■ STATED TASK
Go through the material and write it all out exactly, minus the pictures.

■ GIVEN DATA
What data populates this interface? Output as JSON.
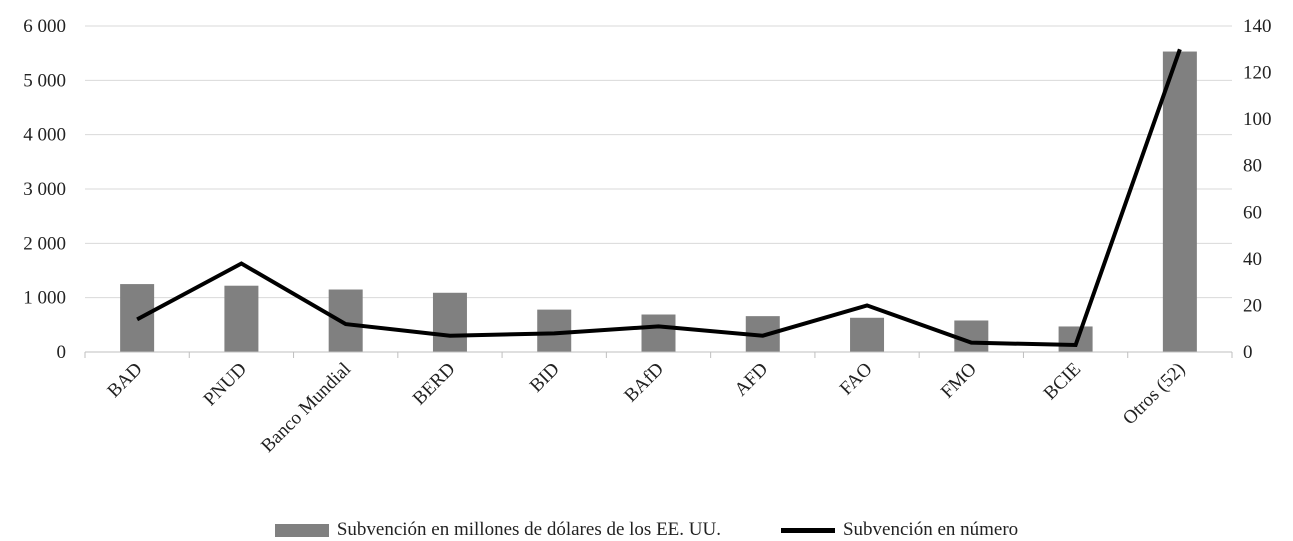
{
  "chart_data": {
    "type": "bar",
    "categories": [
      "BAD",
      "PNUD",
      "Banco Mundial",
      "BERD",
      "BID",
      "BAfD",
      "AFD",
      "FAO",
      "FMO",
      "BCIE",
      "Otros (52)"
    ],
    "series": [
      {
        "name": "Subvención en millones de dólares de los EE. UU.",
        "type": "bar",
        "axis": "left",
        "color": "#808080",
        "values": [
          1250,
          1220,
          1150,
          1090,
          780,
          690,
          660,
          630,
          580,
          470,
          5530
        ]
      },
      {
        "name": "Subvención en número",
        "type": "line",
        "axis": "right",
        "color": "#000000",
        "values": [
          14,
          38,
          12,
          7,
          8,
          11,
          7,
          20,
          4,
          3,
          130
        ]
      }
    ],
    "y_left": {
      "ylim": [
        0,
        6000
      ],
      "ticks": [
        "0",
        "1 000",
        "2 000",
        "3 000",
        "4 000",
        "5 000",
        "6 000"
      ]
    },
    "y_right": {
      "ylim": [
        0,
        140
      ],
      "ticks": [
        "0",
        "20",
        "40",
        "60",
        "80",
        "100",
        "120",
        "140"
      ]
    },
    "grid": true,
    "legend_position": "bottom"
  }
}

■ SOLUTION TO THE PROBLEM
What data populates this interface? Output as JSON.
{
  "chart_data": {
    "type": "bar",
    "categories": [
      "BAD",
      "PNUD",
      "Banco Mundial",
      "BERD",
      "BID",
      "BAfD",
      "AFD",
      "FAO",
      "FMO",
      "BCIE",
      "Otros (52)"
    ],
    "series": [
      {
        "name": "Subvención en millones de dólares de los EE. UU.",
        "type": "bar",
        "axis": "left",
        "color": "#808080",
        "values": [
          1250,
          1220,
          1150,
          1090,
          780,
          690,
          660,
          630,
          580,
          470,
          5530
        ]
      },
      {
        "name": "Subvención en número",
        "type": "line",
        "axis": "right",
        "color": "#000000",
        "values": [
          14,
          38,
          12,
          7,
          8,
          11,
          7,
          20,
          4,
          3,
          130
        ]
      }
    ],
    "y_left": {
      "ylim": [
        0,
        6000
      ],
      "ticks": [
        "0",
        "1 000",
        "2 000",
        "3 000",
        "4 000",
        "5 000",
        "6 000"
      ]
    },
    "y_right": {
      "ylim": [
        0,
        140
      ],
      "ticks": [
        "0",
        "20",
        "40",
        "60",
        "80",
        "100",
        "120",
        "140"
      ]
    },
    "grid": true,
    "legend_position": "bottom"
  }
}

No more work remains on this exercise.